§ PROBLEM REQUIREMENTS
Copy every line from the records below that holds the word "wlmp".

§ SOURCE RECORDS
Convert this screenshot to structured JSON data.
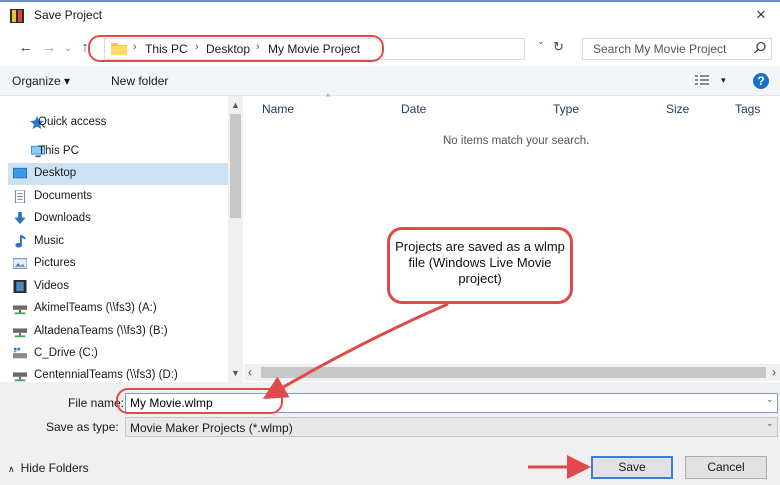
{
  "window": {
    "title": "Save Project",
    "close_glyph": "×"
  },
  "navigation": {
    "back_glyph": "←",
    "forward_glyph": "→",
    "recent_glyph": "⌄",
    "up_glyph": "↑",
    "breadcrumb": [
      "This PC",
      "Desktop",
      "My Movie Project"
    ],
    "separator": "›",
    "dropdown_glyph": "⌄",
    "refresh_glyph": "↻"
  },
  "search": {
    "placeholder": "Search My Movie Project"
  },
  "toolbar": {
    "organize_label": "Organize ▾",
    "new_folder_label": "New folder",
    "view_dropdown_glyph": "▾",
    "help_glyph": "?"
  },
  "sidebar": {
    "items": [
      {
        "label": "Quick access",
        "icon": "star-icon"
      },
      {
        "label": "This PC",
        "icon": "computer-icon"
      },
      {
        "label": "Desktop",
        "icon": "desktop-icon",
        "selected": true
      },
      {
        "label": "Documents",
        "icon": "documents-icon"
      },
      {
        "label": "Downloads",
        "icon": "downloads-icon"
      },
      {
        "label": "Music",
        "icon": "music-icon"
      },
      {
        "label": "Pictures",
        "icon": "pictures-icon"
      },
      {
        "label": "Videos",
        "icon": "videos-icon"
      },
      {
        "label": "AkimelTeams (\\\\fs3) (A:)",
        "icon": "network-drive-icon"
      },
      {
        "label": "AltadenaTeams (\\\\fs3) (B:)",
        "icon": "network-drive-icon"
      },
      {
        "label": "C_Drive (C:)",
        "icon": "drive-icon"
      },
      {
        "label": "CentennialTeams (\\\\fs3) (D:)",
        "icon": "network-drive-icon"
      }
    ],
    "scroll_up_glyph": "▲",
    "scroll_down_glyph": "▼"
  },
  "file_list": {
    "columns": [
      "Name",
      "Date",
      "Type",
      "Size",
      "Tags"
    ],
    "sort_glyph": "^",
    "empty_message": "No items match your search.",
    "scroll_left_glyph": "‹",
    "scroll_right_glyph": "›"
  },
  "fields": {
    "file_name_label": "File name:",
    "file_name_value": "My Movie.wlmp",
    "save_as_type_label": "Save as type:",
    "save_as_type_value": "Movie Maker Projects (*.wlmp)",
    "dropdown_glyph": "⌄"
  },
  "footer": {
    "hide_folders_glyph": "∧",
    "hide_folders_label": "Hide Folders",
    "save_label": "Save",
    "cancel_label": "Cancel"
  },
  "annotation": {
    "callout_text": "Projects are saved as a wlmp file (Windows Live Movie project)"
  },
  "colors": {
    "highlight": "#e04a4a",
    "selection": "#cce1f5",
    "accent": "#1572c4"
  }
}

§ SOLUTION FOR THIS EXERCISE
    "file_name_value": "My Movie.wlmp",
    "save_as_type_value": "Movie Maker Projects (*.wlmp)",
    "callout_text": "Projects are saved as a wlmp file (Windows Live Movie project)"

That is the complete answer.